» RECORDED INFORMATION
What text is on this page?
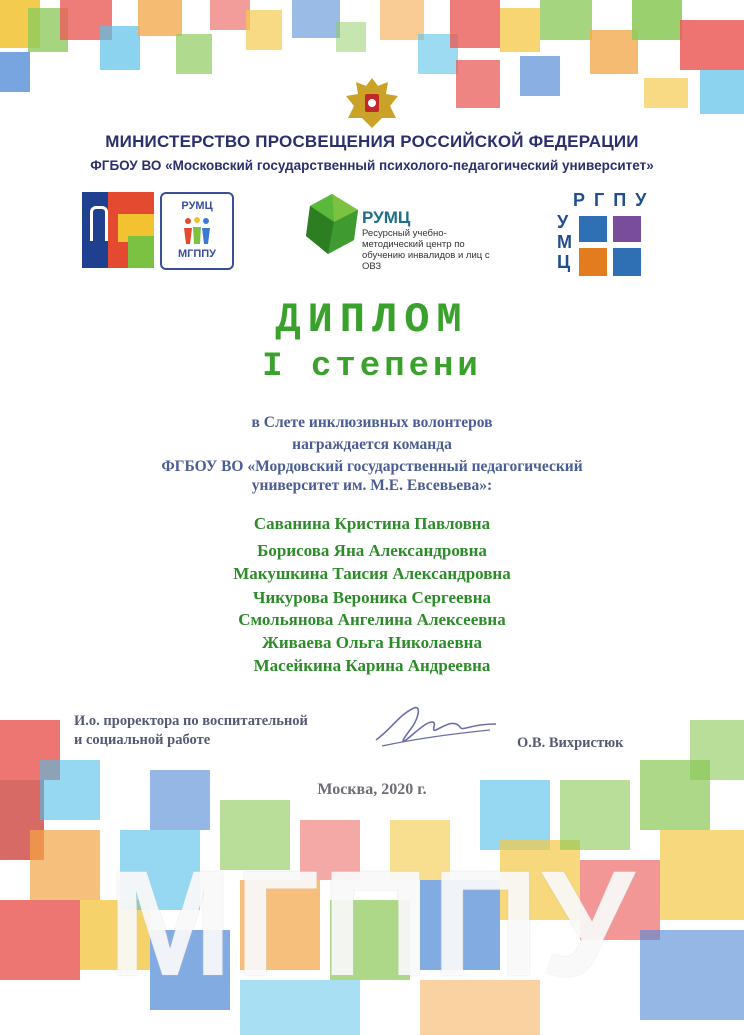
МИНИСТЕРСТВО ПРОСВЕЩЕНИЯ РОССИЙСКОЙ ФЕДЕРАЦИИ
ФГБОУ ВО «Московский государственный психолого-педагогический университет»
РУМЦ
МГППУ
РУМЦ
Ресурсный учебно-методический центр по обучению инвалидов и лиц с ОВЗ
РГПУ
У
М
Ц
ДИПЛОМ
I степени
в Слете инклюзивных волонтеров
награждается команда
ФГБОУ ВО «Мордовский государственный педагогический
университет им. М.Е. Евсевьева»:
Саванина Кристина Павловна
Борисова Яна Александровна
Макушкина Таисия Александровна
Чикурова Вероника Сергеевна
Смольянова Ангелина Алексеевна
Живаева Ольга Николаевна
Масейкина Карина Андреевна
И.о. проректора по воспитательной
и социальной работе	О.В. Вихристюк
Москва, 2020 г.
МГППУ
---
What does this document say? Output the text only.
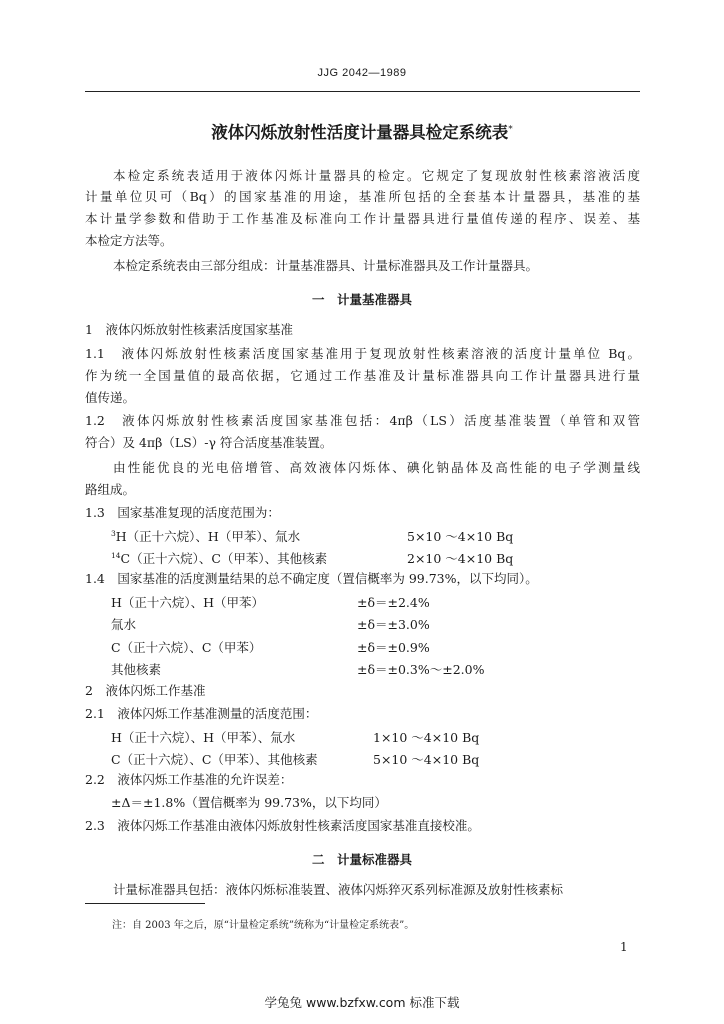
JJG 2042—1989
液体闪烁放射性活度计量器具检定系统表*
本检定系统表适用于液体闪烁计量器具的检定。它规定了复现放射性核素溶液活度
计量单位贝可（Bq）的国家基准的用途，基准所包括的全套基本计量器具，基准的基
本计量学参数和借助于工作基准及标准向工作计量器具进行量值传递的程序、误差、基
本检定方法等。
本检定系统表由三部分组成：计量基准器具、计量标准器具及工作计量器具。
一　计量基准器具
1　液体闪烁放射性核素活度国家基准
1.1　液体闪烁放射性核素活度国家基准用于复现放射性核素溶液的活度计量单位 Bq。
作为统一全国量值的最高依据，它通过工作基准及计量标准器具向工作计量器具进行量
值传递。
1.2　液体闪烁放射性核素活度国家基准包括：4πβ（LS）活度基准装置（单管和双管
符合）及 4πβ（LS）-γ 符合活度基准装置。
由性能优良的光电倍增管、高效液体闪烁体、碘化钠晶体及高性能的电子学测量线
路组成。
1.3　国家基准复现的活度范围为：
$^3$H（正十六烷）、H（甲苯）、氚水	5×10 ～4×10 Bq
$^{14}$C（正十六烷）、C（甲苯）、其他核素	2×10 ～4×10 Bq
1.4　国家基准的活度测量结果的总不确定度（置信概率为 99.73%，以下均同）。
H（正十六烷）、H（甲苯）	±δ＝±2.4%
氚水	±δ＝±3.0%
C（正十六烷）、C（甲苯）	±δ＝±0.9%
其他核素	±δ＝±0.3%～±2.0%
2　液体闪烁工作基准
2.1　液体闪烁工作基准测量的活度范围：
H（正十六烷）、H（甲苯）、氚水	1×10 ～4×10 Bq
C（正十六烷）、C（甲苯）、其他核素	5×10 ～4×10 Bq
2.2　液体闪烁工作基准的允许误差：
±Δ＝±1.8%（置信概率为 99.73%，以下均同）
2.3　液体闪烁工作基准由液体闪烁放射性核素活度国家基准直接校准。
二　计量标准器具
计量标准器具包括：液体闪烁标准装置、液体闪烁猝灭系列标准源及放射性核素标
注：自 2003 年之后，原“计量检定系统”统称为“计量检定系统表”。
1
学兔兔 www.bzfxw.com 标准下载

» WHAT TO PRODUCE
Find the word "其他核素" in the material, then list each line that holds it.

» TASK OUTPUT
$^{14}$C（正十六烷）、C（甲苯）、其他核素	2×10 ～4×10 Bq
其他核素	±δ＝±0.3%～±2.0%
C（正十六烷）、C（甲苯）、其他核素	5×10 ～4×10 Bq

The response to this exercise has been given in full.